Items from a dataset:
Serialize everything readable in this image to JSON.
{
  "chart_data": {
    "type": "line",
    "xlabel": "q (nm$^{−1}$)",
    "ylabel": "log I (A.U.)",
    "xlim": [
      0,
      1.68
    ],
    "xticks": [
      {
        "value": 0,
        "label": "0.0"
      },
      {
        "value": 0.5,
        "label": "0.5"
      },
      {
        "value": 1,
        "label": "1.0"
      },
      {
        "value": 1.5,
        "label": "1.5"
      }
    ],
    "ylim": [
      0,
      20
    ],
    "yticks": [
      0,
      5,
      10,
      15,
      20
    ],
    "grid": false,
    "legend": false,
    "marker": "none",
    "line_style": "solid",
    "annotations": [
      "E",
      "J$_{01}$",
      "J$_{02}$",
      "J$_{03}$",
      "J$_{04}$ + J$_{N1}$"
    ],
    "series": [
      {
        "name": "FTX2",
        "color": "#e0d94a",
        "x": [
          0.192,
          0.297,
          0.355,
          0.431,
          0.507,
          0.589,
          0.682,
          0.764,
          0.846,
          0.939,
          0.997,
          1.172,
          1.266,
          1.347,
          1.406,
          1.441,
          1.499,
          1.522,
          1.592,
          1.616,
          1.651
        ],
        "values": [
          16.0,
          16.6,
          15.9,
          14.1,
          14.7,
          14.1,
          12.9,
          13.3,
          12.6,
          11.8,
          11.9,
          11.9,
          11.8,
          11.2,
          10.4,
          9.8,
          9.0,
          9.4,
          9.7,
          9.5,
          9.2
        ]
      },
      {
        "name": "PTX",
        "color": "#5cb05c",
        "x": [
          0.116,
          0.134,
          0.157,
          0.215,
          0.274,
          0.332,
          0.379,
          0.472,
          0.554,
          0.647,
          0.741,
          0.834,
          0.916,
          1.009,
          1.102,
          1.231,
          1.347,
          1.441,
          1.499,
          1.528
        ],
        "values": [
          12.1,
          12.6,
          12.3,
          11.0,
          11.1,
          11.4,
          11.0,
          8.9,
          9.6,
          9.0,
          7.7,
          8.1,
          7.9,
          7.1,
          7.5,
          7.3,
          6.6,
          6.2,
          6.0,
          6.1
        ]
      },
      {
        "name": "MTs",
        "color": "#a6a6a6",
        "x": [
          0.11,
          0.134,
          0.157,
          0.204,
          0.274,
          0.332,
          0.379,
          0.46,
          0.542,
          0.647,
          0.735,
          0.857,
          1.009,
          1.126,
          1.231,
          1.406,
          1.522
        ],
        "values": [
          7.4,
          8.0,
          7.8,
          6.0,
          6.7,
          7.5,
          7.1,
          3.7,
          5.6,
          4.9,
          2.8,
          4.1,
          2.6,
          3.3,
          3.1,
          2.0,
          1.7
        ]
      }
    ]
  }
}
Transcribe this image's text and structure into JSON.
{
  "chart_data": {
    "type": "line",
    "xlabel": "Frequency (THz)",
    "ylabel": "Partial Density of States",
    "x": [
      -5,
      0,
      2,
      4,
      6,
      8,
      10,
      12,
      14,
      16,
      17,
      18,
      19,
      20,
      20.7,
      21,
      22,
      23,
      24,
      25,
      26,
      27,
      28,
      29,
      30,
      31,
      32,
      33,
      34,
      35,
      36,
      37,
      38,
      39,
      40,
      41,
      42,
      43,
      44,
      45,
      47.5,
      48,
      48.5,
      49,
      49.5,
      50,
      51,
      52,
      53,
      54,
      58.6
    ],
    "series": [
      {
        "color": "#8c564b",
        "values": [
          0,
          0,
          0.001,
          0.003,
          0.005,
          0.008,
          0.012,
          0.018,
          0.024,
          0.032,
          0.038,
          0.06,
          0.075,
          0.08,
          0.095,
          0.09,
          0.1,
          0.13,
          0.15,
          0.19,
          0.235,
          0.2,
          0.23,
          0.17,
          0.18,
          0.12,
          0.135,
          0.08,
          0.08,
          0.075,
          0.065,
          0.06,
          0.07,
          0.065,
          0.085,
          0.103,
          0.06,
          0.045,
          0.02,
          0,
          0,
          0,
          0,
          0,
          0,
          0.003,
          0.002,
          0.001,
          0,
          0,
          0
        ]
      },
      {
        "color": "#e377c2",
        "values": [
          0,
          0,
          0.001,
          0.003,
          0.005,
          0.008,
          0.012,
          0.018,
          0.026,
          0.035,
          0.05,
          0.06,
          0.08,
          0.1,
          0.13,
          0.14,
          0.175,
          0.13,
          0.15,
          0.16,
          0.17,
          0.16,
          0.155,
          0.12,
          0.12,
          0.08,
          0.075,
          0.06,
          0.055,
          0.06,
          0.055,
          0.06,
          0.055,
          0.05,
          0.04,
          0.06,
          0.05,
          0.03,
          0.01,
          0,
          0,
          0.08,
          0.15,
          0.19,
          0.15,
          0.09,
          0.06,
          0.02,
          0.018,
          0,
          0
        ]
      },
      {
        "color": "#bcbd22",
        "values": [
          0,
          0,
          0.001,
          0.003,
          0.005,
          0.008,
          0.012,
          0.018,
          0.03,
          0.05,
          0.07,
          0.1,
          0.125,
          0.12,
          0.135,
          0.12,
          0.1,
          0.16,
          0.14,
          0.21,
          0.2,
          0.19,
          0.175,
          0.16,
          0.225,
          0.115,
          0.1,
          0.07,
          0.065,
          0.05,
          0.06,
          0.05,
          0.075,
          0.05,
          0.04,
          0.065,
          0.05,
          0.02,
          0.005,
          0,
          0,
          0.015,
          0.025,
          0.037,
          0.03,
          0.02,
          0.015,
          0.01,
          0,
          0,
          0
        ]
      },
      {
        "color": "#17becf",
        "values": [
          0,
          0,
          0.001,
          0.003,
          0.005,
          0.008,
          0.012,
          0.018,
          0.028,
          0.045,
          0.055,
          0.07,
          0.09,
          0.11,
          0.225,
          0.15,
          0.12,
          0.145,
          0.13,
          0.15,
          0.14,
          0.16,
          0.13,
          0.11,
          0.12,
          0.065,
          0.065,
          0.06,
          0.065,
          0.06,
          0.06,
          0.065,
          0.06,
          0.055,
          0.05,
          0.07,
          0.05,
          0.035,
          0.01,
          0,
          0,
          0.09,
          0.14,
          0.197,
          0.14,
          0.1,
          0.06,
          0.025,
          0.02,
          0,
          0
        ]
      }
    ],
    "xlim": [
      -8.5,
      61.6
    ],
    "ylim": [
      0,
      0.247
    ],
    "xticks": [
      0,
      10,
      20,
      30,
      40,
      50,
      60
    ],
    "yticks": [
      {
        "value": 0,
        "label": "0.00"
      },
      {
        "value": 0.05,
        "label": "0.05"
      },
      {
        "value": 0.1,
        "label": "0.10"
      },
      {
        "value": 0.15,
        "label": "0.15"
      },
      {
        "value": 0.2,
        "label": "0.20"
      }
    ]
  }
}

Problem statement: Transcribe the full listing above without leaving anything out.

Expected output:
Serialize everything readable in this image to JSON.
{
  "chart_data": {
    "type": "line",
    "xlabel": "q (nm$^{−1}$)",
    "ylabel": "log I (A.U.)",
    "xlim": [
      0,
      1.68
    ],
    "xticks": [
      {
        "value": 0,
        "label": "0.0"
      },
      {
        "value": 0.5,
        "label": "0.5"
      },
      {
        "value": 1,
        "label": "1.0"
      },
      {
        "value": 1.5,
        "label": "1.5"
      }
    ],
    "ylim": [
      0,
      20
    ],
    "yticks": [
      0,
      5,
      10,
      15,
      20
    ],
    "grid": false,
    "legend": false,
    "marker": "none",
    "line_style": "solid",
    "annotations": [
      "E",
      "J$_{01}$",
      "J$_{02}$",
      "J$_{03}$",
      "J$_{04}$ + J$_{N1}$"
    ],
    "series": [
      {
        "name": "FTX2",
        "color": "#e0d94a",
        "x": [
          0.192,
          0.297,
          0.355,
          0.431,
          0.507,
          0.589,
          0.682,
          0.764,
          0.846,
          0.939,
          0.997,
          1.172,
          1.266,
          1.347,
          1.406,
          1.441,
          1.499,
          1.522,
          1.592,
          1.616,
          1.651
        ],
        "values": [
          16.0,
          16.6,
          15.9,
          14.1,
          14.7,
          14.1,
          12.9,
          13.3,
          12.6,
          11.8,
          11.9,
          11.9,
          11.8,
          11.2,
          10.4,
          9.8,
          9.0,
          9.4,
          9.7,
          9.5,
          9.2
        ]
      },
      {
        "name": "PTX",
        "color": "#5cb05c",
        "x": [
          0.116,
          0.134,
          0.157,
          0.215,
          0.274,
          0.332,
          0.379,
          0.472,
          0.554,
          0.647,
          0.741,
          0.834,
          0.916,
          1.009,
          1.102,
          1.231,
          1.347,
          1.441,
          1.499,
          1.528
        ],
        "values": [
          12.1,
          12.6,
          12.3,
          11.0,
          11.1,
          11.4,
          11.0,
          8.9,
          9.6,
          9.0,
          7.7,
          8.1,
          7.9,
          7.1,
          7.5,
          7.3,
          6.6,
          6.2,
          6.0,
          6.1
        ]
      },
      {
        "name": "MTs",
        "color": "#a6a6a6",
        "x": [
          0.11,
          0.134,
          0.157,
          0.204,
          0.274,
          0.332,
          0.379,
          0.46,
          0.542,
          0.647,
          0.735,
          0.857,
          1.009,
          1.126,
          1.231,
          1.406,
          1.522
        ],
        "values": [
          7.4,
          8.0,
          7.8,
          6.0,
          6.7,
          7.5,
          7.1,
          3.7,
          5.6,
          4.9,
          2.8,
          4.1,
          2.6,
          3.3,
          3.1,
          2.0,
          1.7
        ]
      }
    ]
  }
}
Transcribe this image's text and structure into JSON.
{
  "chart_data": {
    "type": "line",
    "xlabel": "Frequency (THz)",
    "ylabel": "Partial Density of States",
    "x": [
      -5,
      0,
      2,
      4,
      6,
      8,
      10,
      12,
      14,
      16,
      17,
      18,
      19,
      20,
      20.7,
      21,
      22,
      23,
      24,
      25,
      26,
      27,
      28,
      29,
      30,
      31,
      32,
      33,
      34,
      35,
      36,
      37,
      38,
      39,
      40,
      41,
      42,
      43,
      44,
      45,
      47.5,
      48,
      48.5,
      49,
      49.5,
      50,
      51,
      52,
      53,
      54,
      58.6
    ],
    "series": [
      {
        "color": "#8c564b",
        "values": [
          0,
          0,
          0.001,
          0.003,
          0.005,
          0.008,
          0.012,
          0.018,
          0.024,
          0.032,
          0.038,
          0.06,
          0.075,
          0.08,
          0.095,
          0.09,
          0.1,
          0.13,
          0.15,
          0.19,
          0.235,
          0.2,
          0.23,
          0.17,
          0.18,
          0.12,
          0.135,
          0.08,
          0.08,
          0.075,
          0.065,
          0.06,
          0.07,
          0.065,
          0.085,
          0.103,
          0.06,
          0.045,
          0.02,
          0,
          0,
          0,
          0,
          0,
          0,
          0.003,
          0.002,
          0.001,
          0,
          0,
          0
        ]
      },
      {
        "color": "#e377c2",
        "values": [
          0,
          0,
          0.001,
          0.003,
          0.005,
          0.008,
          0.012,
          0.018,
          0.026,
          0.035,
          0.05,
          0.06,
          0.08,
          0.1,
          0.13,
          0.14,
          0.175,
          0.13,
          0.15,
          0.16,
          0.17,
          0.16,
          0.155,
          0.12,
          0.12,
          0.08,
          0.075,
          0.06,
          0.055,
          0.06,
          0.055,
          0.06,
          0.055,
          0.05,
          0.04,
          0.06,
          0.05,
          0.03,
          0.01,
          0,
          0,
          0.08,
          0.15,
          0.19,
          0.15,
          0.09,
          0.06,
          0.02,
          0.018,
          0,
          0
        ]
      },
      {
        "color": "#bcbd22",
        "values": [
          0,
          0,
          0.001,
          0.003,
          0.005,
          0.008,
          0.012,
          0.018,
          0.03,
          0.05,
          0.07,
          0.1,
          0.125,
          0.12,
          0.135,
          0.12,
          0.1,
          0.16,
          0.14,
          0.21,
          0.2,
          0.19,
          0.175,
          0.16,
          0.225,
          0.115,
          0.1,
          0.07,
          0.065,
          0.05,
          0.06,
          0.05,
          0.075,
          0.05,
          0.04,
          0.065,
          0.05,
          0.02,
          0.005,
          0,
          0,
          0.015,
          0.025,
          0.037,
          0.03,
          0.02,
          0.015,
          0.01,
          0,
          0,
          0
        ]
      },
      {
        "color": "#17becf",
        "values": [
          0,
          0,
          0.001,
          0.003,
          0.005,
          0.008,
          0.012,
          0.018,
          0.028,
          0.045,
          0.055,
          0.07,
          0.09,
          0.11,
          0.225,
          0.15,
          0.12,
          0.145,
          0.13,
          0.15,
          0.14,
          0.16,
          0.13,
          0.11,
          0.12,
          0.065,
          0.065,
          0.06,
          0.065,
          0.06,
          0.06,
          0.065,
          0.06,
          0.055,
          0.05,
          0.07,
          0.05,
          0.035,
          0.01,
          0,
          0,
          0.09,
          0.14,
          0.197,
          0.14,
          0.1,
          0.06,
          0.025,
          0.02,
          0,
          0
        ]
      }
    ],
    "xlim": [
      -8.5,
      61.6
    ],
    "ylim": [
      0,
      0.247
    ],
    "xticks": [
      0,
      10,
      20,
      30,
      40,
      50,
      60
    ],
    "yticks": [
      {
        "value": 0,
        "label": "0.00"
      },
      {
        "value": 0.05,
        "label": "0.05"
      },
      {
        "value": 0.1,
        "label": "0.10"
      },
      {
        "value": 0.15,
        "label": "0.15"
      },
      {
        "value": 0.2,
        "label": "0.20"
      }
    ]
  }
}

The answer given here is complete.